----- Records supplied -----

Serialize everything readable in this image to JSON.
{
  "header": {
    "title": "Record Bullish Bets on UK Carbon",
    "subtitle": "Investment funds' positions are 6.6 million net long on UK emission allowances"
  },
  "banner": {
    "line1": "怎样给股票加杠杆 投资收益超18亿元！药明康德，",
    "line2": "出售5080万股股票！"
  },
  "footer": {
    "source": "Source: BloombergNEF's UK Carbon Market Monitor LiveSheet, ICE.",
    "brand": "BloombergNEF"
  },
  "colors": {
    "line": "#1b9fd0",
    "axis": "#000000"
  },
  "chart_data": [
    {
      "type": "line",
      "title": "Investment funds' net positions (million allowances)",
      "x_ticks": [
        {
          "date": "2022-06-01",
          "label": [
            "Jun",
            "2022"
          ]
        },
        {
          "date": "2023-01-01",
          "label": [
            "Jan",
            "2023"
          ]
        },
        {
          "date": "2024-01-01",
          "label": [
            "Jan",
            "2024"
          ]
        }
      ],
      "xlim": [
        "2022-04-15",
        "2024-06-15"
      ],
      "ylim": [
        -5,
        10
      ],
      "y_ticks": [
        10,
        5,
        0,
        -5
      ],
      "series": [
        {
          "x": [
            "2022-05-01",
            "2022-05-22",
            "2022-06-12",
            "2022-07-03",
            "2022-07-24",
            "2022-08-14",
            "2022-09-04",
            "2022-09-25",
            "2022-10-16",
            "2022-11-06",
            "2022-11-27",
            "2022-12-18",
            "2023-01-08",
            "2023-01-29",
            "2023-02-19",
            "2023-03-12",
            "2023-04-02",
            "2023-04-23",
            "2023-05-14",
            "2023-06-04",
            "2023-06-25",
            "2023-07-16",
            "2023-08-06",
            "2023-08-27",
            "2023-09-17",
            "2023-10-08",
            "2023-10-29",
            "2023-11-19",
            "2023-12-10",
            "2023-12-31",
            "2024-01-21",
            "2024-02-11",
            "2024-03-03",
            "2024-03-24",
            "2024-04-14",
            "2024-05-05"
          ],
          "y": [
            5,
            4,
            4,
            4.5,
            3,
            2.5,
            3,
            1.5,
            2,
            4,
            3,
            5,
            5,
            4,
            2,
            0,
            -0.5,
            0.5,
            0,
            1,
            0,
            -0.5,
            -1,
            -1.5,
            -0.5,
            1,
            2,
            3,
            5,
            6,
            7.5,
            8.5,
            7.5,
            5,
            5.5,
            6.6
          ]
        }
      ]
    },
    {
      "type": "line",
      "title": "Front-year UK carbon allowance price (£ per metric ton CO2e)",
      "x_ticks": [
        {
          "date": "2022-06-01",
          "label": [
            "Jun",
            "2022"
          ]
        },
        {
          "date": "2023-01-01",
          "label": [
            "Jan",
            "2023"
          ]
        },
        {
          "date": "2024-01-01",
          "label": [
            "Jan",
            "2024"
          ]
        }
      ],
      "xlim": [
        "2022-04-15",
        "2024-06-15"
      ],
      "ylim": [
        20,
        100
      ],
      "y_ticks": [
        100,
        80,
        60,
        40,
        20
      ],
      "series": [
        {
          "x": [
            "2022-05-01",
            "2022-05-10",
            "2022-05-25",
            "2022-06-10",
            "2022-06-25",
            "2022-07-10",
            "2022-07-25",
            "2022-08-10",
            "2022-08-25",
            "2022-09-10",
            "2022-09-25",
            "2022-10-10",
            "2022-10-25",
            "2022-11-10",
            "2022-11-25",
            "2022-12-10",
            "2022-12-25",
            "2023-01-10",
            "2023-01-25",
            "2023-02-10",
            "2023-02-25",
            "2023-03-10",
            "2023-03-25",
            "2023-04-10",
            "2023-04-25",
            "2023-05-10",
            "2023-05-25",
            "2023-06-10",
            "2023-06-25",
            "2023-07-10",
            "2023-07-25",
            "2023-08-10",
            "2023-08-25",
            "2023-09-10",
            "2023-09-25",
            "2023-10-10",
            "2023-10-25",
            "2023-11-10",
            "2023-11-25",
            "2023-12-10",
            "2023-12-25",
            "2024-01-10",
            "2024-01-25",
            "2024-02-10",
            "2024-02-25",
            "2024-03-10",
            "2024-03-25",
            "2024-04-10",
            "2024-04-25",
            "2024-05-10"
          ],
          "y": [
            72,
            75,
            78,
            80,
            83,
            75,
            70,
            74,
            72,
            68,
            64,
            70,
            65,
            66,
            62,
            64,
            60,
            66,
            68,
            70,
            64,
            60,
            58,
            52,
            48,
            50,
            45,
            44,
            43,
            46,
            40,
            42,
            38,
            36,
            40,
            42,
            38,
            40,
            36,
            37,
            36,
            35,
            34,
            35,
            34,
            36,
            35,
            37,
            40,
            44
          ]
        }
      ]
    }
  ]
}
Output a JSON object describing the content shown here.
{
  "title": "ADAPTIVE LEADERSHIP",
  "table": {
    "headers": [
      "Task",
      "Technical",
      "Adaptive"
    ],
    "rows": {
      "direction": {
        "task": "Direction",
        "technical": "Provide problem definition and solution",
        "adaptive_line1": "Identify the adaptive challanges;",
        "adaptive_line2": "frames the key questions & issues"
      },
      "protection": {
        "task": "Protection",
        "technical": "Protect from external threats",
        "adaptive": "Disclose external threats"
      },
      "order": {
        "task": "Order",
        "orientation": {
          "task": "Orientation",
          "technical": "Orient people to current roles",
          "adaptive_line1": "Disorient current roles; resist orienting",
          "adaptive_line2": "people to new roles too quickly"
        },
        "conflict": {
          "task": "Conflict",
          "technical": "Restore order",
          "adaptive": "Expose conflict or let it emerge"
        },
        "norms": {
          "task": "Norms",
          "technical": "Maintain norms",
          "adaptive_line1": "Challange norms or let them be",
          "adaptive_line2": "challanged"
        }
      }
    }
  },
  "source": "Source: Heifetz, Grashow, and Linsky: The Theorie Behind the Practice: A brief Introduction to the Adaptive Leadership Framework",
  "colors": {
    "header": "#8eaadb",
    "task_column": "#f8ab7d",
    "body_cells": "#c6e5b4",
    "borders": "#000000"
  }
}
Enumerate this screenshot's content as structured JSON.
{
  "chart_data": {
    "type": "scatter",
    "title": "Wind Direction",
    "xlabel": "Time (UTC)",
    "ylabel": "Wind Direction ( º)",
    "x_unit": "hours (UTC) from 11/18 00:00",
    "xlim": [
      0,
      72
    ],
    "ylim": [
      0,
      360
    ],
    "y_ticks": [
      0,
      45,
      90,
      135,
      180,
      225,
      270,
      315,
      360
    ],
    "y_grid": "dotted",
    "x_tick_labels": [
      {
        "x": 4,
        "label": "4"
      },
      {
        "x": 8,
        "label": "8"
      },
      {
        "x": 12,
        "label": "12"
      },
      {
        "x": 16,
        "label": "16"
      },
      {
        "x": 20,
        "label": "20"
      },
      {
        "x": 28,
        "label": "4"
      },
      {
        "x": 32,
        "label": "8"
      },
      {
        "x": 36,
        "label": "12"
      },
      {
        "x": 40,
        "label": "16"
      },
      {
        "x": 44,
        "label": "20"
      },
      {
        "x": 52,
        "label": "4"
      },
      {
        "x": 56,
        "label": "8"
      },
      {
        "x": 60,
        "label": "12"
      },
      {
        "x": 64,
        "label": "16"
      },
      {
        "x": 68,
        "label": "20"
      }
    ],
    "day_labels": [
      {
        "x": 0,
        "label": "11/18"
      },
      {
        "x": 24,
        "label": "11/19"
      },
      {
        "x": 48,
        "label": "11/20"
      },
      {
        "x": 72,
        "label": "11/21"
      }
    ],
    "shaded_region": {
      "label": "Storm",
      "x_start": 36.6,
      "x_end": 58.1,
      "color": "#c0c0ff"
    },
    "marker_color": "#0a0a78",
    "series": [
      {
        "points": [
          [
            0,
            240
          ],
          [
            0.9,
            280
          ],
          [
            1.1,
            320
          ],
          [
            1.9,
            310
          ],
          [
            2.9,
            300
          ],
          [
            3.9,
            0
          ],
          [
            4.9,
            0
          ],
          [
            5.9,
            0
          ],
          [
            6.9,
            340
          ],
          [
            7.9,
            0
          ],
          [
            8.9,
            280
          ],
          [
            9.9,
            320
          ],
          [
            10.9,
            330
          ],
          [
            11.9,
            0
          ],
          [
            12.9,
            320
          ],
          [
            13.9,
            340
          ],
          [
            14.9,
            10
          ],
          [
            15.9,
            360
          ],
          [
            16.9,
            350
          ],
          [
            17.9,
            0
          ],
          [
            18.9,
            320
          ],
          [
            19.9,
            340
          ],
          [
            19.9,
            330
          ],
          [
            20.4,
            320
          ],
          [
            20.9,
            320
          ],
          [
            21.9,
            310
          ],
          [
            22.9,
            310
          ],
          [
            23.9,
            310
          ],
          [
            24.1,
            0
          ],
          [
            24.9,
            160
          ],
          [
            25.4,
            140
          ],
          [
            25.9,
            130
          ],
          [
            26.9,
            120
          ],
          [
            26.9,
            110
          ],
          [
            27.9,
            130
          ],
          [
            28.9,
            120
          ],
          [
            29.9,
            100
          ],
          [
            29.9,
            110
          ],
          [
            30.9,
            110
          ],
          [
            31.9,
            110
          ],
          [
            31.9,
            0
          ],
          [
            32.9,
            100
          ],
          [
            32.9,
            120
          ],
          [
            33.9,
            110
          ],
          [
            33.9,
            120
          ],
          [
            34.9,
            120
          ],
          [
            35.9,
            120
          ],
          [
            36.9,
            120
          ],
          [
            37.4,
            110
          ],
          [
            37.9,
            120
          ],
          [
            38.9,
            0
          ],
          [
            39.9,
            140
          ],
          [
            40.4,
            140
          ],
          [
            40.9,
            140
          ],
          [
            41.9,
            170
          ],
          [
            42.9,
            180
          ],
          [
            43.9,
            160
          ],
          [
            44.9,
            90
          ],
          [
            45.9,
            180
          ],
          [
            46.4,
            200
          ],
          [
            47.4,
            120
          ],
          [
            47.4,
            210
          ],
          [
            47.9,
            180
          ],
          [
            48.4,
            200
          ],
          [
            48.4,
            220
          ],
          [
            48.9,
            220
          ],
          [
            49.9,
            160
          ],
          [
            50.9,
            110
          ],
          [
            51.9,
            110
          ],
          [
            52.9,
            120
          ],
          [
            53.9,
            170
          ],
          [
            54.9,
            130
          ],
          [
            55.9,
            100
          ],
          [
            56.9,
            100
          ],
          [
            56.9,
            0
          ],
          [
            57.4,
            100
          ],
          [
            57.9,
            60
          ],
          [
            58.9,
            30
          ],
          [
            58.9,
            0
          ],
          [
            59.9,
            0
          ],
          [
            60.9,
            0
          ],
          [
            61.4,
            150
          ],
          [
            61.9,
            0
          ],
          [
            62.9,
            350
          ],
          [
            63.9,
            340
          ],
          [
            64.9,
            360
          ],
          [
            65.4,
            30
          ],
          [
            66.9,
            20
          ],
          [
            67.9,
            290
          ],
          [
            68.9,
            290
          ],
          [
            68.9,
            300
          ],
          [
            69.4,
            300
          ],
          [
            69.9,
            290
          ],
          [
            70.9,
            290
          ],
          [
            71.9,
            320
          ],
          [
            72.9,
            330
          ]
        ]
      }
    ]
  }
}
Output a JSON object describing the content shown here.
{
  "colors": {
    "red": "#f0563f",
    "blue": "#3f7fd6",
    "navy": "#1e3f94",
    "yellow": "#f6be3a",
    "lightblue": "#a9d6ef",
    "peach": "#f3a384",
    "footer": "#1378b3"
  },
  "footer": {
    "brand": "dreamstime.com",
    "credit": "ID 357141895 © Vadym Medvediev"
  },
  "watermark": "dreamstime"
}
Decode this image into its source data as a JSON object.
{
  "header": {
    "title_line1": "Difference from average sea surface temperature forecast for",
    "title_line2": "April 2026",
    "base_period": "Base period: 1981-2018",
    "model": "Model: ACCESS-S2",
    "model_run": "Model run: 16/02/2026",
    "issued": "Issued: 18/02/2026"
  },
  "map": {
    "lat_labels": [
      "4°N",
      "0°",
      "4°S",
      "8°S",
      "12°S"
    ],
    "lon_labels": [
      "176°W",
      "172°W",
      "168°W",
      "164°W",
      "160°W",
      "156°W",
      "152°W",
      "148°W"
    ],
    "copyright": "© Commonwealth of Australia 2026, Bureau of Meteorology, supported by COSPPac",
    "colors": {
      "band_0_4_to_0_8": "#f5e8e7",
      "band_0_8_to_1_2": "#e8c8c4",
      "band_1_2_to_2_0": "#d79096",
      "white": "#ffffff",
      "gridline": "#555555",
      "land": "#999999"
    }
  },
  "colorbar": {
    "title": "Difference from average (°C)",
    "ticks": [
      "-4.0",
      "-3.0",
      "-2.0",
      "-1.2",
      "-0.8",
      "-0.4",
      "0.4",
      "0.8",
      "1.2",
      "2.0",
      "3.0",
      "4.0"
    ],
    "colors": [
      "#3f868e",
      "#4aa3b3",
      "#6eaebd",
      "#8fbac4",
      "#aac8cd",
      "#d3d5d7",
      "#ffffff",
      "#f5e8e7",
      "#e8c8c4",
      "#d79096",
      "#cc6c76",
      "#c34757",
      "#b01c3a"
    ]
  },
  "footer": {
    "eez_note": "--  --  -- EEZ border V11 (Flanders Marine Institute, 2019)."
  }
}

-----

● **Work to do**:
Note every line above where the string "dreamstime" shows up, and copy those lines.

● **Solution to the exercise**:
    "brand": "dreamstime.com",
  "watermark": "dreamstime"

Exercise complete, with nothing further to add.